# OBJECTIVE:
Restate the records that follow word for word; no pictures should appear.

# Stored data:
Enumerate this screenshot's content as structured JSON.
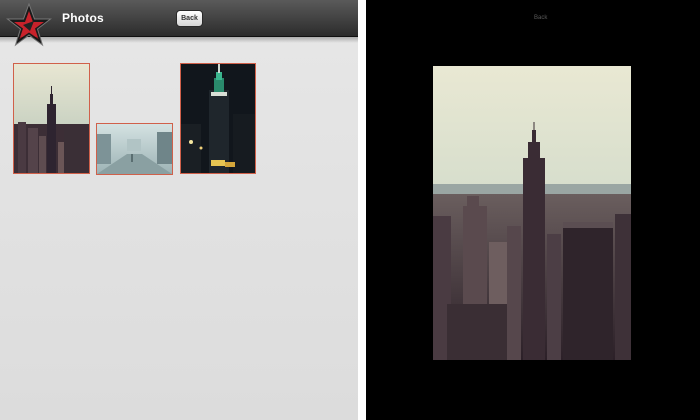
{
  "gallery": {
    "title": "Photos",
    "back_label": "Back",
    "logo_icon": "star-logo-icon",
    "thumbnails": [
      {
        "subject": "city-skyline-day"
      },
      {
        "subject": "foggy-street"
      },
      {
        "subject": "city-skyline-night"
      }
    ],
    "colors": {
      "toolbar": "#3a3a3a",
      "background": "#e2e2e2",
      "thumb_border": "#d0604a",
      "logo_red": "#c8222b"
    }
  },
  "viewer": {
    "back_label": "Back",
    "background": "#000000",
    "photo_subject": "city-skyline-day"
  }
}
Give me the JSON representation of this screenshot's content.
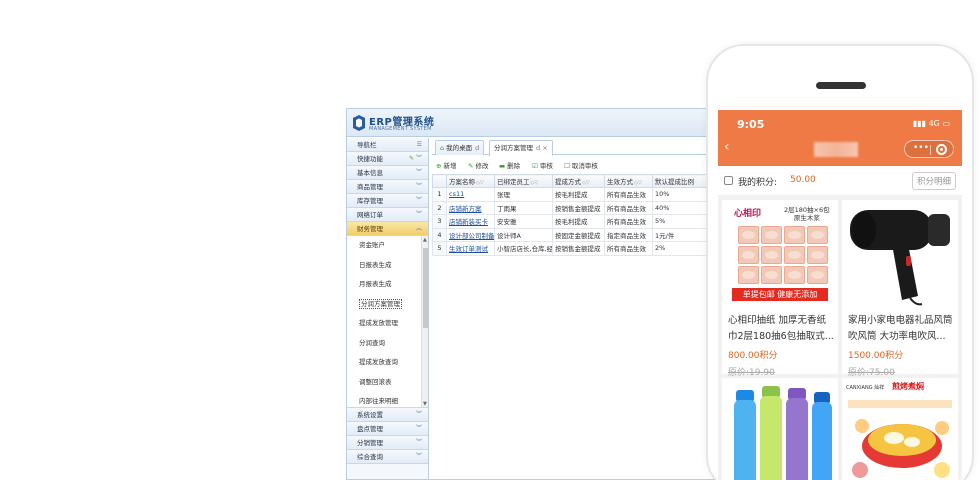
{
  "erp": {
    "title": "ERP管理系统",
    "subtitle": "MANAGEMENT SYSTEM",
    "sidebar": {
      "nav_label": "导航栏",
      "quick_label": "快捷功能",
      "groups_top": [
        "基本信息",
        "商品管理",
        "库存管理",
        "网络订单",
        "财务管理"
      ],
      "finance_items": [
        "资金账户",
        "日报表生成",
        "月报表生成",
        "分润方案管理",
        "提成发放管理",
        "分润查询",
        "提成发放查询",
        "调整回滚表",
        "内部往来明细"
      ],
      "groups_bottom": [
        "系统设置",
        "盘点管理",
        "分销管理",
        "综合查询"
      ]
    },
    "tabs": [
      {
        "label": "我的桌面",
        "close": "d"
      },
      {
        "label": "分润方案管理",
        "close": "d ×"
      }
    ],
    "toolbar": {
      "add": "新增",
      "edit": "修改",
      "delete": "删除",
      "audit": "审核",
      "cancel_audit": "取消审核"
    },
    "grid": {
      "columns": [
        "方案名称",
        "已绑定员工",
        "提成方式",
        "生效方式",
        "默认提成比例"
      ],
      "rows": [
        {
          "no": "1",
          "name": "cs11",
          "staff": "张理",
          "method": "按毛利提成",
          "effect": "所有商品生效",
          "ratio": "10%"
        },
        {
          "no": "2",
          "name": "店铺新方案",
          "staff": "丁雨果",
          "method": "按销售金额提成",
          "effect": "所有商品生效",
          "ratio": "40%"
        },
        {
          "no": "3",
          "name": "店铺新装买卡",
          "staff": "安安雅",
          "method": "按毛利提成",
          "effect": "所有商品生效",
          "ratio": "5%"
        },
        {
          "no": "4",
          "name": "设计部公司制备",
          "staff": "设计师A",
          "method": "按固定金额提成",
          "effect": "指定商品生效",
          "ratio": "1元/件"
        },
        {
          "no": "5",
          "name": "生效订单测试",
          "staff": "小智店店长,仓库,经",
          "method": "按销售金额提成",
          "effect": "所有商品生效",
          "ratio": "2%"
        }
      ]
    }
  },
  "phone": {
    "time": "9:05",
    "status": "4G",
    "points_label": "我的积分:",
    "points_value": "50.00",
    "points_detail": "积分明细",
    "products": [
      {
        "name": "心相印抽纸 加厚无香纸巾2层180抽6包抽取式...",
        "price": "800.00积分",
        "orig": "原价:19.90",
        "banner": "单提包邮 健康无添加",
        "tag": "2层180抽×6包 \n 原生木浆",
        "logo": "心相印"
      },
      {
        "name": "家用小家电电器礼品风筒吹风筒 大功率电吹风...",
        "price": "1500.00积分",
        "orig": "原价:75.00"
      },
      {
        "name": "",
        "price": "",
        "orig": ""
      },
      {
        "name": "",
        "price": "",
        "orig": "",
        "brand": "CANXIANG 灿祥",
        "title": "煎烤煮焖"
      }
    ]
  },
  "colors": {
    "phone_header": "#f07a45",
    "price": "#e0651c",
    "erp_accent": "#1f4f8a"
  }
}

# WRITTEN SOLUTION:
Enumerate this screenshot's content as structured JSON.
{
  "gallery": {
    "title": "Photos",
    "back_label": "Back",
    "logo_icon": "star-logo-icon",
    "thumbnails": [
      {
        "subject": "city-skyline-day"
      },
      {
        "subject": "foggy-street"
      },
      {
        "subject": "city-skyline-night"
      }
    ],
    "colors": {
      "toolbar": "#3a3a3a",
      "background": "#e2e2e2",
      "thumb_border": "#d0604a",
      "logo_red": "#c8222b"
    }
  },
  "viewer": {
    "back_label": "Back",
    "background": "#000000",
    "photo_subject": "city-skyline-day"
  }
}
Give me the JSON representation of this screenshot's content.
{
  "erp": {
    "title": "ERP管理系统",
    "subtitle": "MANAGEMENT SYSTEM",
    "sidebar": {
      "nav_label": "导航栏",
      "quick_label": "快捷功能",
      "groups_top": [
        "基本信息",
        "商品管理",
        "库存管理",
        "网络订单",
        "财务管理"
      ],
      "finance_items": [
        "资金账户",
        "日报表生成",
        "月报表生成",
        "分润方案管理",
        "提成发放管理",
        "分润查询",
        "提成发放查询",
        "调整回滚表",
        "内部往来明细"
      ],
      "groups_bottom": [
        "系统设置",
        "盘点管理",
        "分销管理",
        "综合查询"
      ]
    },
    "tabs": [
      {
        "label": "我的桌面",
        "close": "d"
      },
      {
        "label": "分润方案管理",
        "close": "d ×"
      }
    ],
    "toolbar": {
      "add": "新增",
      "edit": "修改",
      "delete": "删除",
      "audit": "审核",
      "cancel_audit": "取消审核"
    },
    "grid": {
      "columns": [
        "方案名称",
        "已绑定员工",
        "提成方式",
        "生效方式",
        "默认提成比例"
      ],
      "rows": [
        {
          "no": "1",
          "name": "cs11",
          "staff": "张理",
          "method": "按毛利提成",
          "effect": "所有商品生效",
          "ratio": "10%"
        },
        {
          "no": "2",
          "name": "店铺新方案",
          "staff": "丁雨果",
          "method": "按销售金额提成",
          "effect": "所有商品生效",
          "ratio": "40%"
        },
        {
          "no": "3",
          "name": "店铺新装买卡",
          "staff": "安安雅",
          "method": "按毛利提成",
          "effect": "所有商品生效",
          "ratio": "5%"
        },
        {
          "no": "4",
          "name": "设计部公司制备",
          "staff": "设计师A",
          "method": "按固定金额提成",
          "effect": "指定商品生效",
          "ratio": "1元/件"
        },
        {
          "no": "5",
          "name": "生效订单测试",
          "staff": "小智店店长,仓库,经",
          "method": "按销售金额提成",
          "effect": "所有商品生效",
          "ratio": "2%"
        }
      ]
    }
  },
  "phone": {
    "time": "9:05",
    "status": "4G",
    "points_label": "我的积分:",
    "points_value": "50.00",
    "points_detail": "积分明细",
    "products": [
      {
        "name": "心相印抽纸 加厚无香纸巾2层180抽6包抽取式...",
        "price": "800.00积分",
        "orig": "原价:19.90",
        "banner": "单提包邮 健康无添加",
        "tag": "2层180抽×6包 \n 原生木浆",
        "logo": "心相印"
      },
      {
        "name": "家用小家电电器礼品风筒吹风筒 大功率电吹风...",
        "price": "1500.00积分",
        "orig": "原价:75.00"
      },
      {
        "name": "",
        "price": "",
        "orig": ""
      },
      {
        "name": "",
        "price": "",
        "orig": "",
        "brand": "CANXIANG 灿祥",
        "title": "煎烤煮焖"
      }
    ]
  },
  "colors": {
    "phone_header": "#f07a45",
    "price": "#e0651c",
    "erp_accent": "#1f4f8a"
  }
}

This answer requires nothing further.